**TASK BRIEF**
Make a verbatim copy of the entries below; pictures stay out.

**EXTRACTED ENTRIES**
§
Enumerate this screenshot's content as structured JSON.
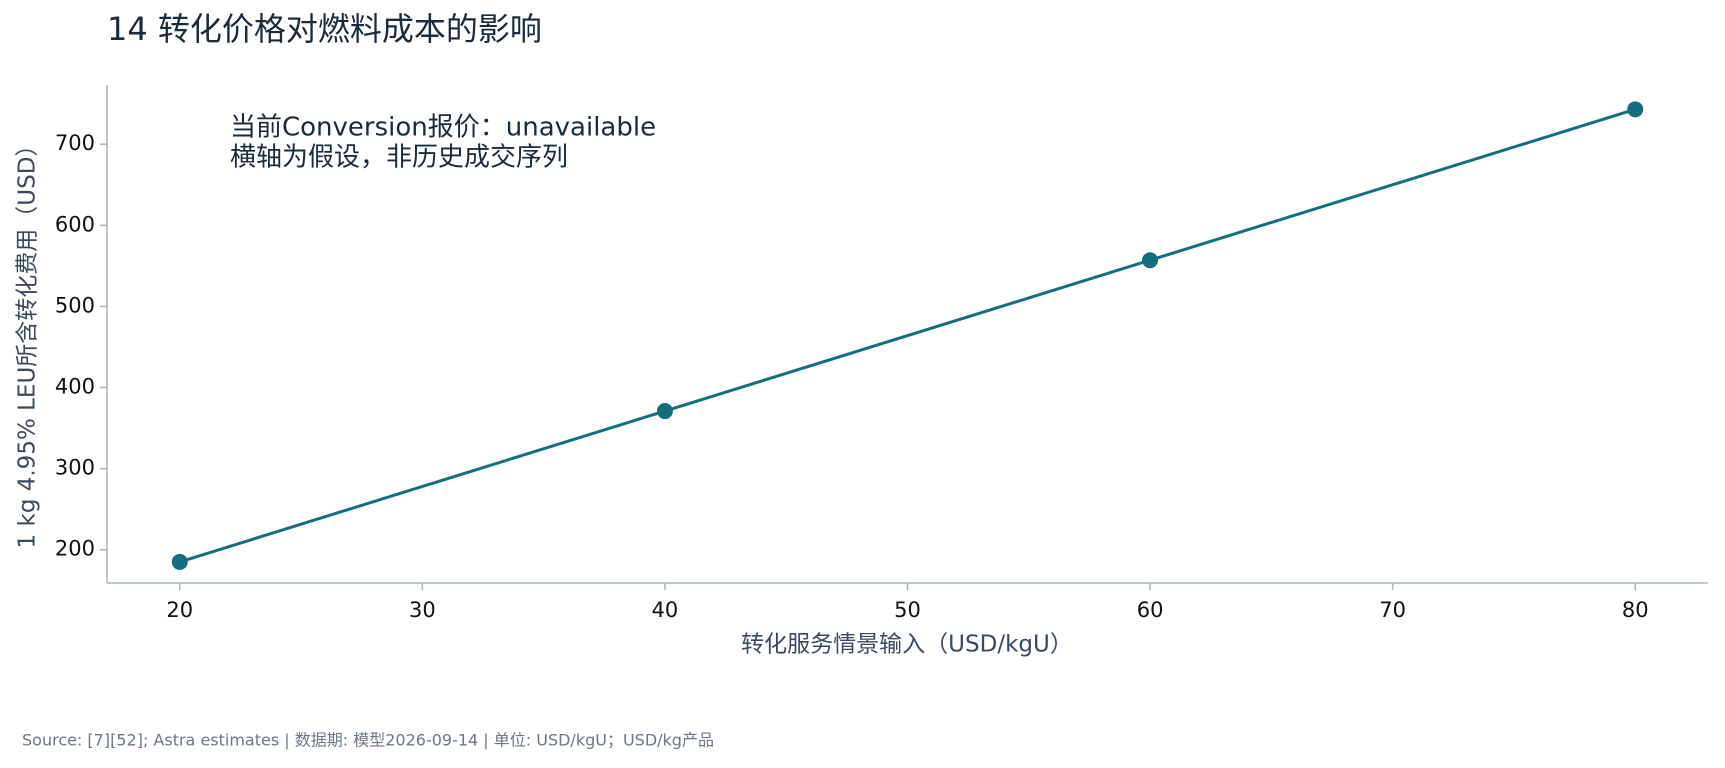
{
  "chart_data": {
    "type": "line",
    "title": "14  转化价格对燃料成本的影响",
    "annotation_lines": [
      "当前Conversion报价：unavailable",
      "横轴为假设，非历史成交序列"
    ],
    "x_label": "转化服务情景输入（USD/kgU）",
    "y_label": "1 kg 4.95% LEU所含转化费用（USD）",
    "footer": "Source: [7][52]; Astra estimates | 数据期: 模型2026-09-14 | 单位: USD/kgU；USD/kg产品",
    "x": [
      20,
      40,
      60,
      80
    ],
    "series": [
      {
        "name": "转化费用",
        "color": "#146e7e",
        "values": [
          185,
          371,
          557,
          743
        ]
      }
    ],
    "xlim": [
      17,
      83
    ],
    "xticks": [
      20,
      30,
      40,
      50,
      60,
      70,
      80
    ],
    "ylim": [
      159,
      773
    ],
    "yticks": [
      200,
      300,
      400,
      500,
      600,
      700
    ],
    "grid": false,
    "legend": false
  }
}
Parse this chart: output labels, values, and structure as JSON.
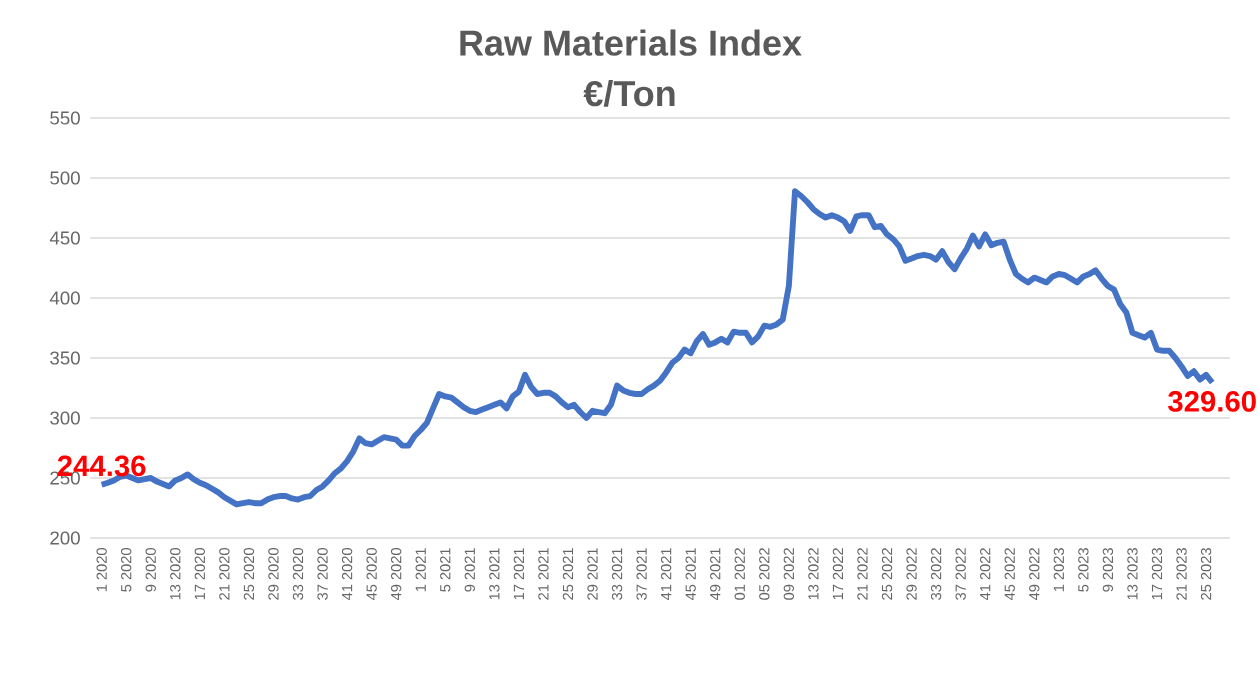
{
  "chart_data": {
    "type": "line",
    "title": "Raw Materials Index",
    "subtitle": "€/Ton",
    "categories": [
      "1 2020",
      null,
      null,
      null,
      "5 2020",
      null,
      null,
      null,
      "9 2020",
      null,
      null,
      null,
      "13 2020",
      null,
      null,
      null,
      "17 2020",
      null,
      null,
      null,
      "21 2020",
      null,
      null,
      null,
      "25 2020",
      null,
      null,
      null,
      "29 2020",
      null,
      null,
      null,
      "33 2020",
      null,
      null,
      null,
      "37 2020",
      null,
      null,
      null,
      "41 2020",
      null,
      null,
      null,
      "45 2020",
      null,
      null,
      null,
      "49 2020",
      null,
      null,
      null,
      "1 2021",
      null,
      null,
      null,
      "5 2021",
      null,
      null,
      null,
      "9 2021",
      null,
      null,
      null,
      "13 2021",
      null,
      null,
      null,
      "17 2021",
      null,
      null,
      null,
      "21 2021",
      null,
      null,
      null,
      "25 2021",
      null,
      null,
      null,
      "29 2021",
      null,
      null,
      null,
      "33 2021",
      null,
      null,
      null,
      "37 2021",
      null,
      null,
      null,
      "41 2021",
      null,
      null,
      null,
      "45 2021",
      null,
      null,
      null,
      "49 2021",
      null,
      null,
      null,
      "01 2022",
      null,
      null,
      null,
      "05 2022",
      null,
      null,
      null,
      "09 2022",
      null,
      null,
      null,
      "13 2022",
      null,
      null,
      null,
      "17 2022",
      null,
      null,
      null,
      "21 2022",
      null,
      null,
      null,
      "25 2022",
      null,
      null,
      null,
      "29 2022",
      null,
      null,
      null,
      "33 2022",
      null,
      null,
      null,
      "37 2022",
      null,
      null,
      null,
      "41 2022",
      null,
      null,
      null,
      "45 2022",
      null,
      null,
      null,
      "49 2022",
      null,
      null,
      null,
      "1 2023",
      null,
      null,
      null,
      "5 2023",
      null,
      null,
      null,
      "9 2023",
      null,
      null,
      null,
      "13 2023",
      null,
      null,
      null,
      "17 2023",
      null,
      null,
      null,
      "21 2023",
      null,
      null,
      null,
      "25 2023",
      null
    ],
    "series": [
      {
        "color": "#4472c4",
        "values": [
          244.36,
          246,
          248,
          251,
          252,
          250,
          248,
          249,
          250,
          247,
          245,
          243,
          248,
          250,
          253,
          249,
          246,
          244,
          241,
          238,
          234,
          231,
          228,
          229,
          230,
          229,
          229,
          232,
          234,
          235,
          235,
          233,
          232,
          234,
          235,
          240,
          243,
          248,
          254,
          258,
          264,
          272,
          283,
          279,
          278,
          281,
          284,
          283,
          282,
          277,
          277,
          285,
          290,
          296,
          308,
          320,
          318,
          317,
          313,
          309,
          306,
          305,
          307,
          309,
          311,
          313,
          308,
          318,
          322,
          336,
          326,
          320,
          321,
          321,
          318,
          313,
          309,
          311,
          305,
          300,
          306,
          305,
          304,
          311,
          327,
          323,
          321,
          320,
          320,
          324,
          327,
          331,
          338,
          346,
          350,
          357,
          354,
          364,
          370,
          361,
          363,
          366,
          363,
          372,
          371,
          371,
          363,
          368,
          377,
          376,
          378,
          382,
          410,
          489,
          485,
          480,
          474,
          470,
          467,
          469,
          467,
          464,
          456,
          468,
          469,
          469,
          459,
          460,
          453,
          449,
          443,
          431,
          433,
          435,
          436,
          435,
          432,
          439,
          430,
          424,
          433,
          441,
          452,
          443,
          453,
          444,
          446,
          447,
          432,
          420,
          416,
          413,
          417,
          415,
          413,
          418,
          420,
          419,
          416,
          413,
          418,
          420,
          423,
          416,
          410,
          407,
          395,
          388,
          371,
          369,
          367,
          371,
          357,
          356,
          356,
          350,
          343,
          335,
          339,
          332,
          336,
          329.6
        ],
        "value_labels": [
          "244.36",
          null,
          null,
          null,
          null,
          null,
          null,
          null,
          null,
          null,
          null,
          null,
          null,
          null,
          null,
          null,
          null,
          null,
          null,
          null,
          null,
          null,
          null,
          null,
          null,
          null,
          null,
          null,
          null,
          null,
          null,
          null,
          null,
          null,
          null,
          null,
          null,
          null,
          null,
          null,
          null,
          null,
          null,
          null,
          null,
          null,
          null,
          null,
          null,
          null,
          null,
          null,
          null,
          null,
          null,
          null,
          null,
          null,
          null,
          null,
          null,
          null,
          null,
          null,
          null,
          null,
          null,
          null,
          null,
          null,
          null,
          null,
          null,
          null,
          null,
          null,
          null,
          null,
          null,
          null,
          null,
          null,
          null,
          null,
          null,
          null,
          null,
          null,
          null,
          null,
          null,
          null,
          null,
          null,
          null,
          null,
          null,
          null,
          null,
          null,
          null,
          null,
          null,
          null,
          null,
          null,
          null,
          null,
          null,
          null,
          null,
          null,
          null,
          null,
          null,
          null,
          null,
          null,
          null,
          null,
          null,
          null,
          null,
          null,
          null,
          null,
          null,
          null,
          null,
          null,
          null,
          null,
          null,
          null,
          null,
          null,
          null,
          null,
          null,
          null,
          null,
          null,
          null,
          null,
          null,
          null,
          null,
          null,
          null,
          null,
          null,
          null,
          null,
          null,
          null,
          null,
          null,
          null,
          null,
          null,
          null,
          null,
          null,
          null,
          null,
          null,
          null,
          null,
          null,
          null,
          null,
          null,
          null,
          null,
          null,
          null,
          null,
          null,
          null,
          null,
          null,
          "329.60"
        ]
      }
    ],
    "ylim": [
      200,
      550
    ],
    "yticks": [
      200,
      250,
      300,
      350,
      400,
      450,
      500,
      550
    ],
    "grid": "y"
  }
}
§
**ANSWER BELOW**
Enumerate this screenshot's content as structured JSON.
{
  "chart_data": {
    "type": "line",
    "title": "14  转化价格对燃料成本的影响",
    "annotation_lines": [
      "当前Conversion报价：unavailable",
      "横轴为假设，非历史成交序列"
    ],
    "x_label": "转化服务情景输入（USD/kgU）",
    "y_label": "1 kg 4.95% LEU所含转化费用（USD）",
    "footer": "Source: [7][52]; Astra estimates | 数据期: 模型2026-09-14 | 单位: USD/kgU；USD/kg产品",
    "x": [
      20,
      40,
      60,
      80
    ],
    "series": [
      {
        "name": "转化费用",
        "color": "#146e7e",
        "values": [
          185,
          371,
          557,
          743
        ]
      }
    ],
    "xlim": [
      17,
      83
    ],
    "xticks": [
      20,
      30,
      40,
      50,
      60,
      70,
      80
    ],
    "ylim": [
      159,
      773
    ],
    "yticks": [
      200,
      300,
      400,
      500,
      600,
      700
    ],
    "grid": false,
    "legend": false
  }
}
Parse this chart: output labels, values, and structure as JSON.
{
  "chart_data": {
    "type": "line",
    "title": "Raw Materials Index",
    "subtitle": "€/Ton",
    "categories": [
      "1 2020",
      null,
      null,
      null,
      "5 2020",
      null,
      null,
      null,
      "9 2020",
      null,
      null,
      null,
      "13 2020",
      null,
      null,
      null,
      "17 2020",
      null,
      null,
      null,
      "21 2020",
      null,
      null,
      null,
      "25 2020",
      null,
      null,
      null,
      "29 2020",
      null,
      null,
      null,
      "33 2020",
      null,
      null,
      null,
      "37 2020",
      null,
      null,
      null,
      "41 2020",
      null,
      null,
      null,
      "45 2020",
      null,
      null,
      null,
      "49 2020",
      null,
      null,
      null,
      "1 2021",
      null,
      null,
      null,
      "5 2021",
      null,
      null,
      null,
      "9 2021",
      null,
      null,
      null,
      "13 2021",
      null,
      null,
      null,
      "17 2021",
      null,
      null,
      null,
      "21 2021",
      null,
      null,
      null,
      "25 2021",
      null,
      null,
      null,
      "29 2021",
      null,
      null,
      null,
      "33 2021",
      null,
      null,
      null,
      "37 2021",
      null,
      null,
      null,
      "41 2021",
      null,
      null,
      null,
      "45 2021",
      null,
      null,
      null,
      "49 2021",
      null,
      null,
      null,
      "01 2022",
      null,
      null,
      null,
      "05 2022",
      null,
      null,
      null,
      "09 2022",
      null,
      null,
      null,
      "13 2022",
      null,
      null,
      null,
      "17 2022",
      null,
      null,
      null,
      "21 2022",
      null,
      null,
      null,
      "25 2022",
      null,
      null,
      null,
      "29 2022",
      null,
      null,
      null,
      "33 2022",
      null,
      null,
      null,
      "37 2022",
      null,
      null,
      null,
      "41 2022",
      null,
      null,
      null,
      "45 2022",
      null,
      null,
      null,
      "49 2022",
      null,
      null,
      null,
      "1 2023",
      null,
      null,
      null,
      "5 2023",
      null,
      null,
      null,
      "9 2023",
      null,
      null,
      null,
      "13 2023",
      null,
      null,
      null,
      "17 2023",
      null,
      null,
      null,
      "21 2023",
      null,
      null,
      null,
      "25 2023",
      null
    ],
    "series": [
      {
        "color": "#4472c4",
        "values": [
          244.36,
          246,
          248,
          251,
          252,
          250,
          248,
          249,
          250,
          247,
          245,
          243,
          248,
          250,
          253,
          249,
          246,
          244,
          241,
          238,
          234,
          231,
          228,
          229,
          230,
          229,
          229,
          232,
          234,
          235,
          235,
          233,
          232,
          234,
          235,
          240,
          243,
          248,
          254,
          258,
          264,
          272,
          283,
          279,
          278,
          281,
          284,
          283,
          282,
          277,
          277,
          285,
          290,
          296,
          308,
          320,
          318,
          317,
          313,
          309,
          306,
          305,
          307,
          309,
          311,
          313,
          308,
          318,
          322,
          336,
          326,
          320,
          321,
          321,
          318,
          313,
          309,
          311,
          305,
          300,
          306,
          305,
          304,
          311,
          327,
          323,
          321,
          320,
          320,
          324,
          327,
          331,
          338,
          346,
          350,
          357,
          354,
          364,
          370,
          361,
          363,
          366,
          363,
          372,
          371,
          371,
          363,
          368,
          377,
          376,
          378,
          382,
          410,
          489,
          485,
          480,
          474,
          470,
          467,
          469,
          467,
          464,
          456,
          468,
          469,
          469,
          459,
          460,
          453,
          449,
          443,
          431,
          433,
          435,
          436,
          435,
          432,
          439,
          430,
          424,
          433,
          441,
          452,
          443,
          453,
          444,
          446,
          447,
          432,
          420,
          416,
          413,
          417,
          415,
          413,
          418,
          420,
          419,
          416,
          413,
          418,
          420,
          423,
          416,
          410,
          407,
          395,
          388,
          371,
          369,
          367,
          371,
          357,
          356,
          356,
          350,
          343,
          335,
          339,
          332,
          336,
          329.6
        ],
        "value_labels": [
          "244.36",
          null,
          null,
          null,
          null,
          null,
          null,
          null,
          null,
          null,
          null,
          null,
          null,
          null,
          null,
          null,
          null,
          null,
          null,
          null,
          null,
          null,
          null,
          null,
          null,
          null,
          null,
          null,
          null,
          null,
          null,
          null,
          null,
          null,
          null,
          null,
          null,
          null,
          null,
          null,
          null,
          null,
          null,
          null,
          null,
          null,
          null,
          null,
          null,
          null,
          null,
          null,
          null,
          null,
          null,
          null,
          null,
          null,
          null,
          null,
          null,
          null,
          null,
          null,
          null,
          null,
          null,
          null,
          null,
          null,
          null,
          null,
          null,
          null,
          null,
          null,
          null,
          null,
          null,
          null,
          null,
          null,
          null,
          null,
          null,
          null,
          null,
          null,
          null,
          null,
          null,
          null,
          null,
          null,
          null,
          null,
          null,
          null,
          null,
          null,
          null,
          null,
          null,
          null,
          null,
          null,
          null,
          null,
          null,
          null,
          null,
          null,
          null,
          null,
          null,
          null,
          null,
          null,
          null,
          null,
          null,
          null,
          null,
          null,
          null,
          null,
          null,
          null,
          null,
          null,
          null,
          null,
          null,
          null,
          null,
          null,
          null,
          null,
          null,
          null,
          null,
          null,
          null,
          null,
          null,
          null,
          null,
          null,
          null,
          null,
          null,
          null,
          null,
          null,
          null,
          null,
          null,
          null,
          null,
          null,
          null,
          null,
          null,
          null,
          null,
          null,
          null,
          null,
          null,
          null,
          null,
          null,
          null,
          null,
          null,
          null,
          null,
          null,
          null,
          null,
          null,
          "329.60"
        ]
      }
    ],
    "ylim": [
      200,
      550
    ],
    "yticks": [
      200,
      250,
      300,
      350,
      400,
      450,
      500,
      550
    ],
    "grid": "y"
  }
}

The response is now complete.